__WHAT TO WORK ON__. Write out every entry word for word.

##### INFORMATION SHOWN #####

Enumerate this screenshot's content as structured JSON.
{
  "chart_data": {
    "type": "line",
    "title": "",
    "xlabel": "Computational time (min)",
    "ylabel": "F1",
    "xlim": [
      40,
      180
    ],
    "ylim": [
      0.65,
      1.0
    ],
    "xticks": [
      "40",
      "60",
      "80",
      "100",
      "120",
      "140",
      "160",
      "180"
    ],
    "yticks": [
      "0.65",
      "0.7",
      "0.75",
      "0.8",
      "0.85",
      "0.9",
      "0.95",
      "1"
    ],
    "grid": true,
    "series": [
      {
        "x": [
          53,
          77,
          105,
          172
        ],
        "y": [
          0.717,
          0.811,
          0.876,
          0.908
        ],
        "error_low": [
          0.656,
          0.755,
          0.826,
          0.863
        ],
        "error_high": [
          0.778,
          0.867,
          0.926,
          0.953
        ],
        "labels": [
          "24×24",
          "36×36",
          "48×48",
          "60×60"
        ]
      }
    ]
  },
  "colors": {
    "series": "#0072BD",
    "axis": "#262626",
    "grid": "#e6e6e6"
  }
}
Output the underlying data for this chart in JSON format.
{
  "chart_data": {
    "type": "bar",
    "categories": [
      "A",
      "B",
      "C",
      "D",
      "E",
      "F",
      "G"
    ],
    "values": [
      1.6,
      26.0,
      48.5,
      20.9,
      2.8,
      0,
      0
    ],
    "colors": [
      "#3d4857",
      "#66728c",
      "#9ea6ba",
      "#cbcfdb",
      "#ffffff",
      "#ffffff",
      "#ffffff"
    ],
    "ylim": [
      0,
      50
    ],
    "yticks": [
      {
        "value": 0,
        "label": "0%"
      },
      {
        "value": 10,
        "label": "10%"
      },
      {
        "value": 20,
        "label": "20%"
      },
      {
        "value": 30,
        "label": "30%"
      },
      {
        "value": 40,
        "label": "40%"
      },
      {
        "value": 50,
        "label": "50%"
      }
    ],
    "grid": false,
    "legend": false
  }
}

#####

__ANSWER TO THE TASK__.
Enumerate this screenshot's content as structured JSON.
{
  "chart_data": {
    "type": "line",
    "title": "",
    "xlabel": "Computational time (min)",
    "ylabel": "F1",
    "xlim": [
      40,
      180
    ],
    "ylim": [
      0.65,
      1.0
    ],
    "xticks": [
      "40",
      "60",
      "80",
      "100",
      "120",
      "140",
      "160",
      "180"
    ],
    "yticks": [
      "0.65",
      "0.7",
      "0.75",
      "0.8",
      "0.85",
      "0.9",
      "0.95",
      "1"
    ],
    "grid": true,
    "series": [
      {
        "x": [
          53,
          77,
          105,
          172
        ],
        "y": [
          0.717,
          0.811,
          0.876,
          0.908
        ],
        "error_low": [
          0.656,
          0.755,
          0.826,
          0.863
        ],
        "error_high": [
          0.778,
          0.867,
          0.926,
          0.953
        ],
        "labels": [
          "24×24",
          "36×36",
          "48×48",
          "60×60"
        ]
      }
    ]
  },
  "colors": {
    "series": "#0072BD",
    "axis": "#262626",
    "grid": "#e6e6e6"
  }
}
Output the underlying data for this chart in JSON format.
{
  "chart_data": {
    "type": "bar",
    "categories": [
      "A",
      "B",
      "C",
      "D",
      "E",
      "F",
      "G"
    ],
    "values": [
      1.6,
      26.0,
      48.5,
      20.9,
      2.8,
      0,
      0
    ],
    "colors": [
      "#3d4857",
      "#66728c",
      "#9ea6ba",
      "#cbcfdb",
      "#ffffff",
      "#ffffff",
      "#ffffff"
    ],
    "ylim": [
      0,
      50
    ],
    "yticks": [
      {
        "value": 0,
        "label": "0%"
      },
      {
        "value": 10,
        "label": "10%"
      },
      {
        "value": 20,
        "label": "20%"
      },
      {
        "value": 30,
        "label": "30%"
      },
      {
        "value": 40,
        "label": "40%"
      },
      {
        "value": 50,
        "label": "50%"
      }
    ],
    "grid": false,
    "legend": false
  }
}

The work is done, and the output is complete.